▶ _WHAT IS ASKED_: Copy out every line containing the word "TetherUS".

[Start of SUPPLIED ENTRIES]

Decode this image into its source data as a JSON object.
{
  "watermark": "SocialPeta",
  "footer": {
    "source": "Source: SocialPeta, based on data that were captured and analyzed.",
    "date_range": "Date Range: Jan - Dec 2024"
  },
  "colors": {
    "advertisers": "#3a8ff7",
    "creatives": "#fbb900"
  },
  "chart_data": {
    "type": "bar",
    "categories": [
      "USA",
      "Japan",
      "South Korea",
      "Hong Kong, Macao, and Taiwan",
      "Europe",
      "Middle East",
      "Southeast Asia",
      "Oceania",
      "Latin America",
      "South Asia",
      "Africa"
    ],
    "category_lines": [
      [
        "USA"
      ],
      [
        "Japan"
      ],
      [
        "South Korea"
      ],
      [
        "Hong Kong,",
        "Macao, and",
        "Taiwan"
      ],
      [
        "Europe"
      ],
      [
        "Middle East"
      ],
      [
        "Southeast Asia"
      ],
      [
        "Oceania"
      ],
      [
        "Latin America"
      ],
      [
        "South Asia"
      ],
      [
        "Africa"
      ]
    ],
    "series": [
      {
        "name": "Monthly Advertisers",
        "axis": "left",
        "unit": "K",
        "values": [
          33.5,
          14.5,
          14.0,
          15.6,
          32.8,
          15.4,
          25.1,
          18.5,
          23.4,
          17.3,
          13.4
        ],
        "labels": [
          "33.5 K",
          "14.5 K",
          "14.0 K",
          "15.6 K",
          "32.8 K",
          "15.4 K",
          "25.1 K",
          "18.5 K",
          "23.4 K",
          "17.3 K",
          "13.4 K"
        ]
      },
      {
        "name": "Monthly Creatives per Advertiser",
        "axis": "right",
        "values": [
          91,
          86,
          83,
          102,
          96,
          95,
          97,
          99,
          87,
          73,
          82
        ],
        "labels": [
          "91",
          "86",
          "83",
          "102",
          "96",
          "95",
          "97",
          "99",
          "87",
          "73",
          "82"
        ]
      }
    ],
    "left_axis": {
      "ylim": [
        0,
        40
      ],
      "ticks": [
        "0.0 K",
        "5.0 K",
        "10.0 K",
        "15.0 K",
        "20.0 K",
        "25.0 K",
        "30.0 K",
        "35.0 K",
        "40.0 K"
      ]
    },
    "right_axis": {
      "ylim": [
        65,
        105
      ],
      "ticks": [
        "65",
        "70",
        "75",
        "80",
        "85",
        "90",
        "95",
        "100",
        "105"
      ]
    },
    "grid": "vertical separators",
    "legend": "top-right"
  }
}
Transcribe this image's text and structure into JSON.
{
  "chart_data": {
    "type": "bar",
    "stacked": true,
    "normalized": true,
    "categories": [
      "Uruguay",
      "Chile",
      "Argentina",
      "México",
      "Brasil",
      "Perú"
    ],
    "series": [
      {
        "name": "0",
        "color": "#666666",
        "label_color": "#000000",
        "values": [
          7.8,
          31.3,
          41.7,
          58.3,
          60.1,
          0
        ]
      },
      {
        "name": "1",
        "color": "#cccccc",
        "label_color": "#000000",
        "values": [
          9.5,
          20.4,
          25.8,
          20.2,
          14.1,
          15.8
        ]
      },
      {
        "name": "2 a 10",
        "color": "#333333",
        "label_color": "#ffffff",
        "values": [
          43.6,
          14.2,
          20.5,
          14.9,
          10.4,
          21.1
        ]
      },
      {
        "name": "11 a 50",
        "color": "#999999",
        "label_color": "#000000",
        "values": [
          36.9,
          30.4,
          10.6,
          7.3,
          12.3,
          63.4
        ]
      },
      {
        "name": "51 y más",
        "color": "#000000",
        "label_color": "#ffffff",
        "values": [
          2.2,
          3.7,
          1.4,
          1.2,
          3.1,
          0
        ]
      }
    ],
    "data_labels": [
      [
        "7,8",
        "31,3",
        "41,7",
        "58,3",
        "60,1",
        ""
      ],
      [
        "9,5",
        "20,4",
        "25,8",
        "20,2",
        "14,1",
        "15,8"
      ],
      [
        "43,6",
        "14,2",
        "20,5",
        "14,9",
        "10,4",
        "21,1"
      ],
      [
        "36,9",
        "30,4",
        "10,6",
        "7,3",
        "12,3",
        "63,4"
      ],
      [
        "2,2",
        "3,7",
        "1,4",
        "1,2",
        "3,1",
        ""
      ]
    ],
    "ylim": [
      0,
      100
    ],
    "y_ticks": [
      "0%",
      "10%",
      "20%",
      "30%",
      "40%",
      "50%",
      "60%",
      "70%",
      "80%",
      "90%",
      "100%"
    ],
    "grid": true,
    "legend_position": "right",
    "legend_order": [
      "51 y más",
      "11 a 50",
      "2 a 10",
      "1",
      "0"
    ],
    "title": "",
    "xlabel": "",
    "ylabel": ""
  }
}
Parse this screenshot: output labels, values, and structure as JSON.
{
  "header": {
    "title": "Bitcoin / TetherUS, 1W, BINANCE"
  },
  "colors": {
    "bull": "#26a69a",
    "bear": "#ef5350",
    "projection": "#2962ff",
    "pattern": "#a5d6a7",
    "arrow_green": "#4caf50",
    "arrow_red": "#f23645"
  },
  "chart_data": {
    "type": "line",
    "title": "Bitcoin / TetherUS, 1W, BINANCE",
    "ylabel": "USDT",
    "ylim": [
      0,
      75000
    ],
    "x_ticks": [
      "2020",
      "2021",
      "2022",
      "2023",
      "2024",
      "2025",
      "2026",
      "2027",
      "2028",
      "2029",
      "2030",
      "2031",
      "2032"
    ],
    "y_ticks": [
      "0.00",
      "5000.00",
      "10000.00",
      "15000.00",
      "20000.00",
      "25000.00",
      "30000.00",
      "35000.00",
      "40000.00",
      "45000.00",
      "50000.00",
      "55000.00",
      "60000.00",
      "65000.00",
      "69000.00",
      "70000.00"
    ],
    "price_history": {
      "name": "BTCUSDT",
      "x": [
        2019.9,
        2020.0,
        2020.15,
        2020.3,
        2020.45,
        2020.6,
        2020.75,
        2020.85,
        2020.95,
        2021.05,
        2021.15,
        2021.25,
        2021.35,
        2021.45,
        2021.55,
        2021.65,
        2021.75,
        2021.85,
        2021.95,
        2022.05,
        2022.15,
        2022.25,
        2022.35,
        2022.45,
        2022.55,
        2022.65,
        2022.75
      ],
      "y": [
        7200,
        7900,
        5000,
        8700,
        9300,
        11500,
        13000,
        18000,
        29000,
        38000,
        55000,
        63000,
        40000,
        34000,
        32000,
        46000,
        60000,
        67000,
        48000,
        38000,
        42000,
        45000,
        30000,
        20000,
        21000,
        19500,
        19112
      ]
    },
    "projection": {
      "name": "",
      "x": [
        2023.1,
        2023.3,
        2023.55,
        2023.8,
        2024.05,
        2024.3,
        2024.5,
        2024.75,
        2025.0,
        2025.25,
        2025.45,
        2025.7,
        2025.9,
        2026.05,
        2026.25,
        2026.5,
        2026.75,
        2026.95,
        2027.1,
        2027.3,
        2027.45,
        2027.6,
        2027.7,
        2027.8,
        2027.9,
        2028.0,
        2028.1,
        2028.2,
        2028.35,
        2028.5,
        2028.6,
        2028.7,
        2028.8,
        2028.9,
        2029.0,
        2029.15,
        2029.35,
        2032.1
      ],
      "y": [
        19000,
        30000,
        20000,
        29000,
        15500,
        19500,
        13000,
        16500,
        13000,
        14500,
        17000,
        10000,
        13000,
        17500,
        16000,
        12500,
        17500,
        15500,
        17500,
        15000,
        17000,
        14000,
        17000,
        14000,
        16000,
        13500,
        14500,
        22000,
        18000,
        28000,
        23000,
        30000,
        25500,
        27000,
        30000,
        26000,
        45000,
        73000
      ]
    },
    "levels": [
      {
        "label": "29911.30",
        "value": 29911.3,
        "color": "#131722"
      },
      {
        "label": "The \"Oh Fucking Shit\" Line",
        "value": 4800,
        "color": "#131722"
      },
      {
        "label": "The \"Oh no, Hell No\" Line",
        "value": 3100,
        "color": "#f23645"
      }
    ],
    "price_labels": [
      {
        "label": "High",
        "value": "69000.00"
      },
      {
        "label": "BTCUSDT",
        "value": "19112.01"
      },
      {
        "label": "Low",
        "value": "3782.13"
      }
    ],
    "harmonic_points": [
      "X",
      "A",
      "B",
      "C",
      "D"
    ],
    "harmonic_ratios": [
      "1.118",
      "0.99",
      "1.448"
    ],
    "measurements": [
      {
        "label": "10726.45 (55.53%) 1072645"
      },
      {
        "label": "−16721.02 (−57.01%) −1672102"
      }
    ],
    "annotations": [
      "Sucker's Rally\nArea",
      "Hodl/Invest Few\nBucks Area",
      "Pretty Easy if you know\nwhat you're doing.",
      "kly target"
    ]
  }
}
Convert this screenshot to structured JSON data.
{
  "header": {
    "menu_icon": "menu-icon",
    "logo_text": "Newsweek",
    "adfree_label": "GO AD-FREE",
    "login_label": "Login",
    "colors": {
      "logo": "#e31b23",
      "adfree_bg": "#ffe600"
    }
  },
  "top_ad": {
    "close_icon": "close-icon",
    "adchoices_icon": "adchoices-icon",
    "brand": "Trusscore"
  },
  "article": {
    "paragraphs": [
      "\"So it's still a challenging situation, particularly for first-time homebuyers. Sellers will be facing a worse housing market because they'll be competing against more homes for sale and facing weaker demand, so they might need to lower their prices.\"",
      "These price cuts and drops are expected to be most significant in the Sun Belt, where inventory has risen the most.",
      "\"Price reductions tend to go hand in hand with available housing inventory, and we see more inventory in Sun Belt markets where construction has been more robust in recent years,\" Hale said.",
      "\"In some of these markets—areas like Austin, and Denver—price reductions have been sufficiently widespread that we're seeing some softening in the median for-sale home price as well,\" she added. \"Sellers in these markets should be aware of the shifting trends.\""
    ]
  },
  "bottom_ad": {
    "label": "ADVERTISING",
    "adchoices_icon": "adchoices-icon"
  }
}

[End of SUPPLIED ENTRIES]

▶ _SOLUTION FOR THIS PROBLEM_:
    "title": "Bitcoin / TetherUS, 1W, BINANCE"
    "title": "Bitcoin / TetherUS, 1W, BINANCE",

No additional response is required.